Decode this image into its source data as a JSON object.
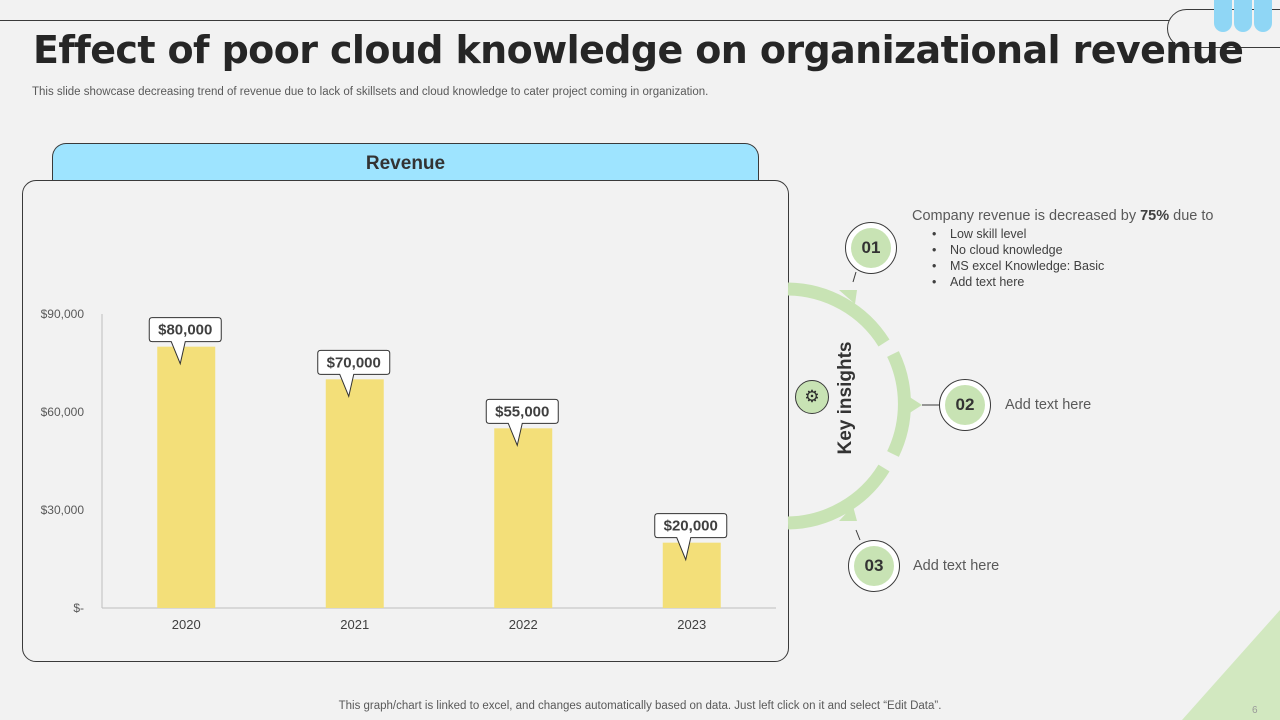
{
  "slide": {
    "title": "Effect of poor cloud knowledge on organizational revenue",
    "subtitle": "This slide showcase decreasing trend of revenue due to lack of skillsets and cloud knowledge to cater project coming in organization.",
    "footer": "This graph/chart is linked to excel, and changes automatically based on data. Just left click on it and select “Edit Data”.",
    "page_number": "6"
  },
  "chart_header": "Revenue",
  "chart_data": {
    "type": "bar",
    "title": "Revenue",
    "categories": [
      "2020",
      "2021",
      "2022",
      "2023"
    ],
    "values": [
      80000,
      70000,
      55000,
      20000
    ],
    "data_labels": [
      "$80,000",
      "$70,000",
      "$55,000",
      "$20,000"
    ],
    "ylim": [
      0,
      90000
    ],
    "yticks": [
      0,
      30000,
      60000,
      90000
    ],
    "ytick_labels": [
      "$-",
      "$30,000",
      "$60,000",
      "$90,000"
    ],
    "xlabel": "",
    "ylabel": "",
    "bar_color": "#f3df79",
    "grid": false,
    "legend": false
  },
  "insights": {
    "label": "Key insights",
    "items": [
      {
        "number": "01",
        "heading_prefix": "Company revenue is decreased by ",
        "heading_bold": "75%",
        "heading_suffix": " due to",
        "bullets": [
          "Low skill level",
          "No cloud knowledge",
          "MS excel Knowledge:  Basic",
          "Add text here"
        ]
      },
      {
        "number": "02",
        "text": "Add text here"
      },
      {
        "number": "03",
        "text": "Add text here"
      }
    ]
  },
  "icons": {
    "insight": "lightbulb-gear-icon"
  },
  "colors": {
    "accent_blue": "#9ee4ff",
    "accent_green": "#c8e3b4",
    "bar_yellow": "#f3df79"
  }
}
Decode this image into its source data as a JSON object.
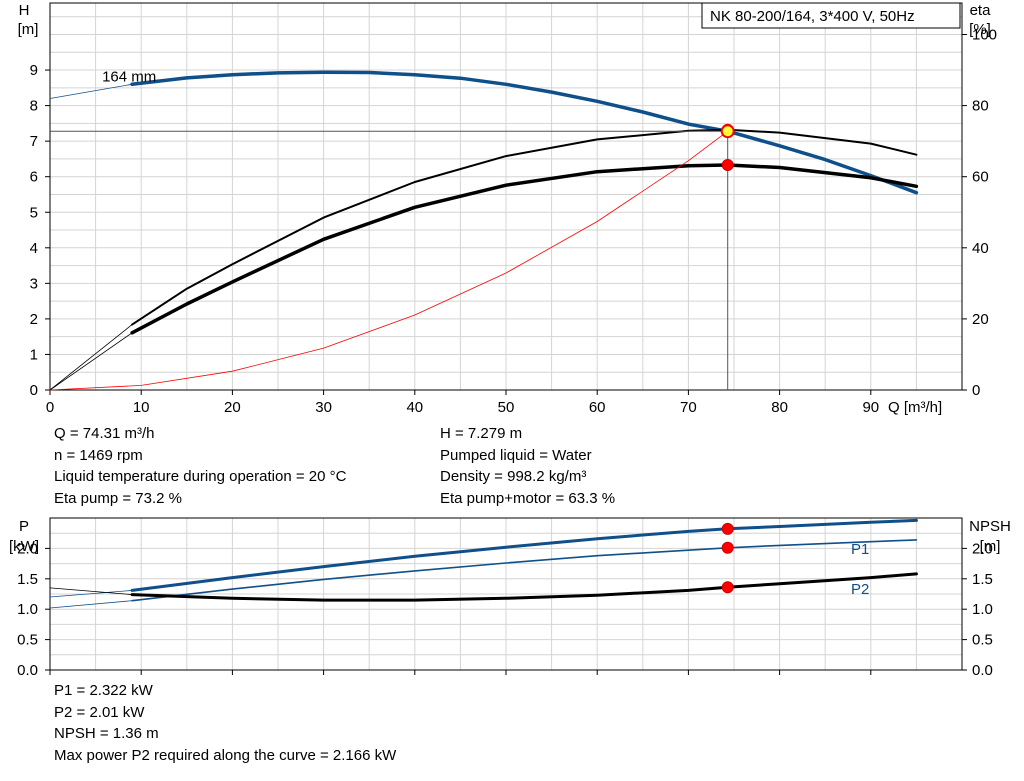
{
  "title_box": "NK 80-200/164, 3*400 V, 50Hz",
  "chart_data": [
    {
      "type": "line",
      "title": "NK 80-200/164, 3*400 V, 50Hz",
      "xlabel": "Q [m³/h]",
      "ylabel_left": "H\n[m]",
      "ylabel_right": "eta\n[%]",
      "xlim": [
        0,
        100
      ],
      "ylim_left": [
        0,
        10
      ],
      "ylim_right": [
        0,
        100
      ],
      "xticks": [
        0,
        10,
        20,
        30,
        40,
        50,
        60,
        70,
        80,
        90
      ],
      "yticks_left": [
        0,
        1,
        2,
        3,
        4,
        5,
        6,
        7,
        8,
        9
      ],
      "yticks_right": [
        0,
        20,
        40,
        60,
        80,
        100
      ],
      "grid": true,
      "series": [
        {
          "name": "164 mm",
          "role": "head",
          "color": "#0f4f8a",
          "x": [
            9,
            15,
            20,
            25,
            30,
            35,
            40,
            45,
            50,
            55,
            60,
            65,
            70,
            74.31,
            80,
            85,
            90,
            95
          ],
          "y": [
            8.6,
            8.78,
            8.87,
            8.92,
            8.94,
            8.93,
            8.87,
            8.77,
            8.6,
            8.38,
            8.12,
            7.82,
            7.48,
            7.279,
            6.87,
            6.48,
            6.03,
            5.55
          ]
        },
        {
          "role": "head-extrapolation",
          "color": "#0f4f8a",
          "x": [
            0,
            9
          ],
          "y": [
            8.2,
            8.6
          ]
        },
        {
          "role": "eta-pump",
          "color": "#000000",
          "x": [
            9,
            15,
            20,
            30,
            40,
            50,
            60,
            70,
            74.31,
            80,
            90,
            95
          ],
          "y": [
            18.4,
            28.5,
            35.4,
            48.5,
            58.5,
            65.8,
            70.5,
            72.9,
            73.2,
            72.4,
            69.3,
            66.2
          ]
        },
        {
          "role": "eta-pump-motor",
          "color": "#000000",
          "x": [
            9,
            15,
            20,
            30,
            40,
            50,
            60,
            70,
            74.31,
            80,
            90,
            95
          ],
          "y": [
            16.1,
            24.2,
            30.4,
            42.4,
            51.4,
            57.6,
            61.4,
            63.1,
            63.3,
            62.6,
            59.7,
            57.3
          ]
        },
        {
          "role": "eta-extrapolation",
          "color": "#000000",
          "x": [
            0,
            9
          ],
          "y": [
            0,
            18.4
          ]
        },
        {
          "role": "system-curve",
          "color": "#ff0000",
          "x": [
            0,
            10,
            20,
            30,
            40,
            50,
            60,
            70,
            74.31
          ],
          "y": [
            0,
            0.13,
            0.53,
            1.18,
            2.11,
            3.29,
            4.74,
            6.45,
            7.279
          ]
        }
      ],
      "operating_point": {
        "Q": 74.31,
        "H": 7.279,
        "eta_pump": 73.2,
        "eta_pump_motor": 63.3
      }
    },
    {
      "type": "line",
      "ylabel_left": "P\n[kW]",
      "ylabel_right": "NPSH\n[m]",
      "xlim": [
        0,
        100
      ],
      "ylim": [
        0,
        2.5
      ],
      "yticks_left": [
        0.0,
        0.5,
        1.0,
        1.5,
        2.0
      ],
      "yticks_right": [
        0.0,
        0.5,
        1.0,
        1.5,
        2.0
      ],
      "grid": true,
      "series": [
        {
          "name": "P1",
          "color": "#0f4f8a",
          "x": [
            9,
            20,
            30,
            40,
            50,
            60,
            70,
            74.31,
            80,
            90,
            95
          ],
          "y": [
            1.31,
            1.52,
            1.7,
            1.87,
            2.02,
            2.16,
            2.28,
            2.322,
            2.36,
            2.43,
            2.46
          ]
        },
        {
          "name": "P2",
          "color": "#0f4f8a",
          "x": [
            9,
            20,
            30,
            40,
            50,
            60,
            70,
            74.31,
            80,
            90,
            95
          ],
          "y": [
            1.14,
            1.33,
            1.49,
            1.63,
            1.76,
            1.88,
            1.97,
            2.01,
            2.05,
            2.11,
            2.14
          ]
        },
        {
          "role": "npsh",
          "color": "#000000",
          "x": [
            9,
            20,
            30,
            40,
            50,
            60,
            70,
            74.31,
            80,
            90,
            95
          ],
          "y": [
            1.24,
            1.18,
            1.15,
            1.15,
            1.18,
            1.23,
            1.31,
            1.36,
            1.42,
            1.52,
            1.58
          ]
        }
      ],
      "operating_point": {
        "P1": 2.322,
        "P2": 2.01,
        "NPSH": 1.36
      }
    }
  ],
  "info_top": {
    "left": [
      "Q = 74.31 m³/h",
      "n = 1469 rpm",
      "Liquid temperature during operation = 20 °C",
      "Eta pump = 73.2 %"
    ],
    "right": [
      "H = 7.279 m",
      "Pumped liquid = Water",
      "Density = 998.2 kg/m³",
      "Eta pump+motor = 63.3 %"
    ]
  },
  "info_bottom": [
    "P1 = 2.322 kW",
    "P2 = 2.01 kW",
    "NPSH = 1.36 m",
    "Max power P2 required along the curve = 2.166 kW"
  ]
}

★ ★ ★ ★ ★ ★ ★

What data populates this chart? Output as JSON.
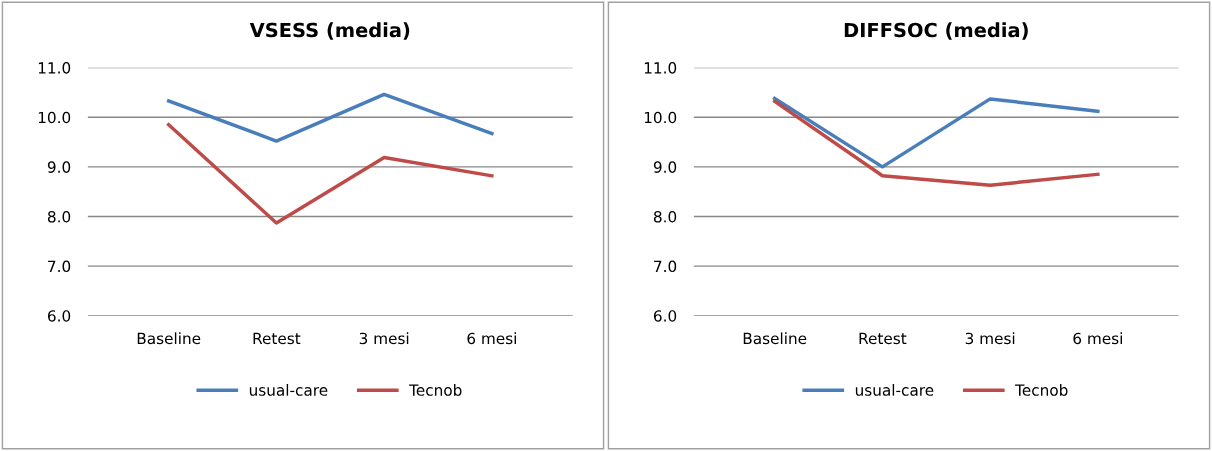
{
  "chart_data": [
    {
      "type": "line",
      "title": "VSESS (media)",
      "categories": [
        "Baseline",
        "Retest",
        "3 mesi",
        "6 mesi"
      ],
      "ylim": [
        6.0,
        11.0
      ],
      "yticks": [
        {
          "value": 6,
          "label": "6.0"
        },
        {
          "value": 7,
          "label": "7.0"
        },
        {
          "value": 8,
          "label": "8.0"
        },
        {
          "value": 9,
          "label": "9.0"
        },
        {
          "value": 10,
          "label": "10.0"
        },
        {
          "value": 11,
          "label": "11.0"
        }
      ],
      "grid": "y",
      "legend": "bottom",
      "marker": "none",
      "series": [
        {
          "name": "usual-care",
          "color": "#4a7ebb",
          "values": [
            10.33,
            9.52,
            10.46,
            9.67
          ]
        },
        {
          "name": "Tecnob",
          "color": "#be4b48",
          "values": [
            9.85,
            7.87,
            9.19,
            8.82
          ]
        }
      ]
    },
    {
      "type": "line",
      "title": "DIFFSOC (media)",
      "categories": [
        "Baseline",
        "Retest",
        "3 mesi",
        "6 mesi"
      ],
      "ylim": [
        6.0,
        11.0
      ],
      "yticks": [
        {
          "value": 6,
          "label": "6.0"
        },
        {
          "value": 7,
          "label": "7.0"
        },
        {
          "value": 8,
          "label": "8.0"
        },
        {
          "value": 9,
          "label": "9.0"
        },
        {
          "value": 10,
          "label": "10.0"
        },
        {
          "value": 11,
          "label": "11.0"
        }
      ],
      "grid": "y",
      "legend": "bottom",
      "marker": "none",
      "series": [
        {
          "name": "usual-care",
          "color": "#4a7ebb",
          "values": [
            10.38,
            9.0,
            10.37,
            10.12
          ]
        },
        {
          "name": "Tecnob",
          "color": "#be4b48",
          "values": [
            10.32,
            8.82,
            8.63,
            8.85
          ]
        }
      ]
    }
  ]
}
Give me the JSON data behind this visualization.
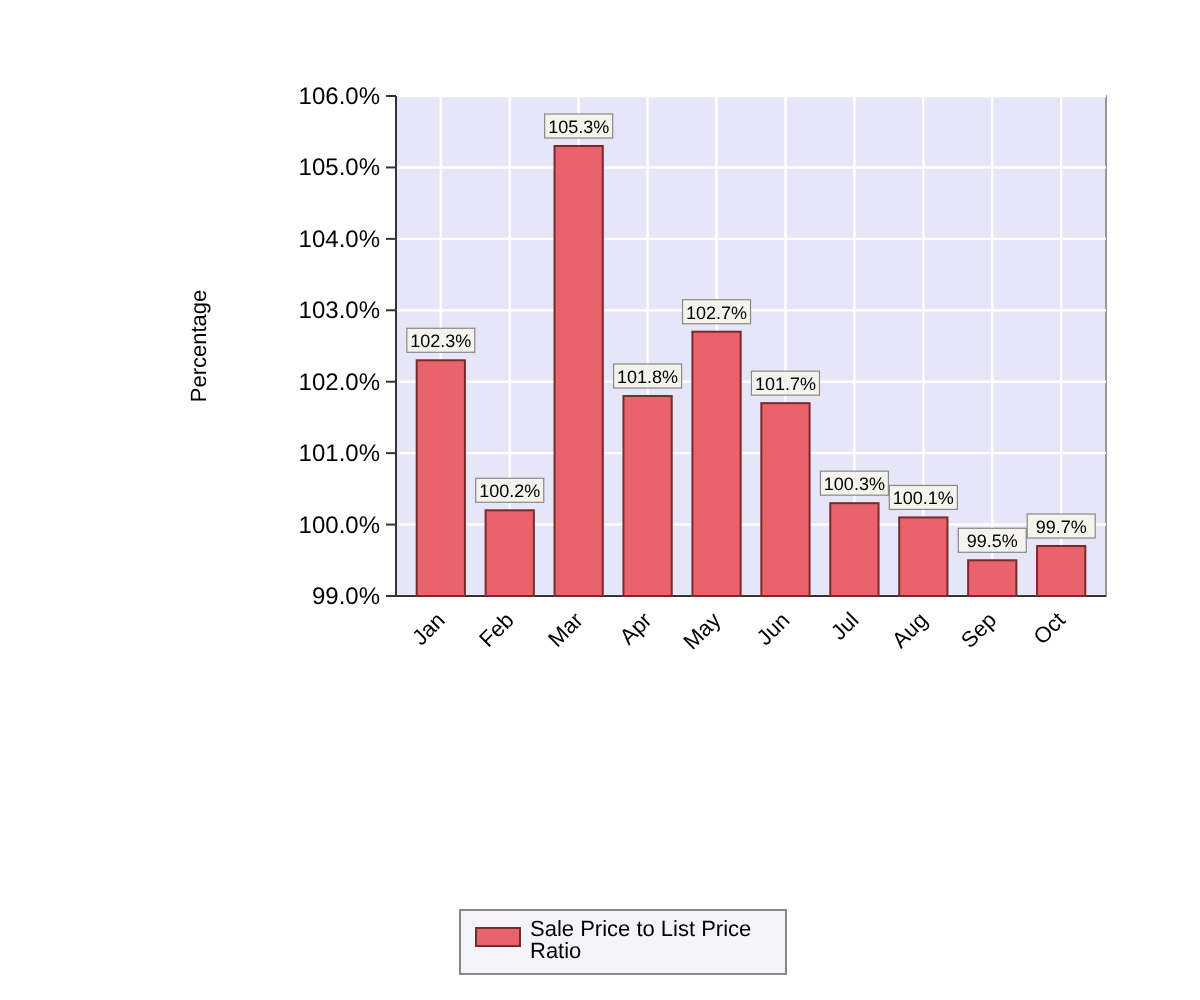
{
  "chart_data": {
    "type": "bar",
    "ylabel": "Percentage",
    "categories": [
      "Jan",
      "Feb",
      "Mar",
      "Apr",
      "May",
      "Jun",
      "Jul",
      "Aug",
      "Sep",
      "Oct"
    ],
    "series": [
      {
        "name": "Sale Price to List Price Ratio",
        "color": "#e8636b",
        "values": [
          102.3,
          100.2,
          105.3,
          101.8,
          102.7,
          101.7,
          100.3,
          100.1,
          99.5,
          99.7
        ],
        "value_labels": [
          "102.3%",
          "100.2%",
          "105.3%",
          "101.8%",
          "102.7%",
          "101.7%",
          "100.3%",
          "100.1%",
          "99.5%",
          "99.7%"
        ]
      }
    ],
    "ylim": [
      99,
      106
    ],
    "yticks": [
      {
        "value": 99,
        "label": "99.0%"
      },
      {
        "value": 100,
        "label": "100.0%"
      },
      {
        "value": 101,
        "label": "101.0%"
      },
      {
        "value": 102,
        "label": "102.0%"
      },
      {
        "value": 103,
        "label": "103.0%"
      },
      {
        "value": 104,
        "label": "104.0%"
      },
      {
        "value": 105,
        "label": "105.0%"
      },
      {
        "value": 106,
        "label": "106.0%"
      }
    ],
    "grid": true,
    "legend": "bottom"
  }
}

★ ★ ★ ★ ★ ★ ★

_WHAT YOU NEED TO DO_
Where a line in the material above holds "cloud", copy that line.

_WRITTEN ANSWER_
    "title": "Effect of poor cloud knowledge on organizational revenue",
    "subtitle": "This slide showcase decreasing trend of revenue due to lack of skillsets and cloud knowledge to cater project coming in organization.",
          "No cloud knowledge",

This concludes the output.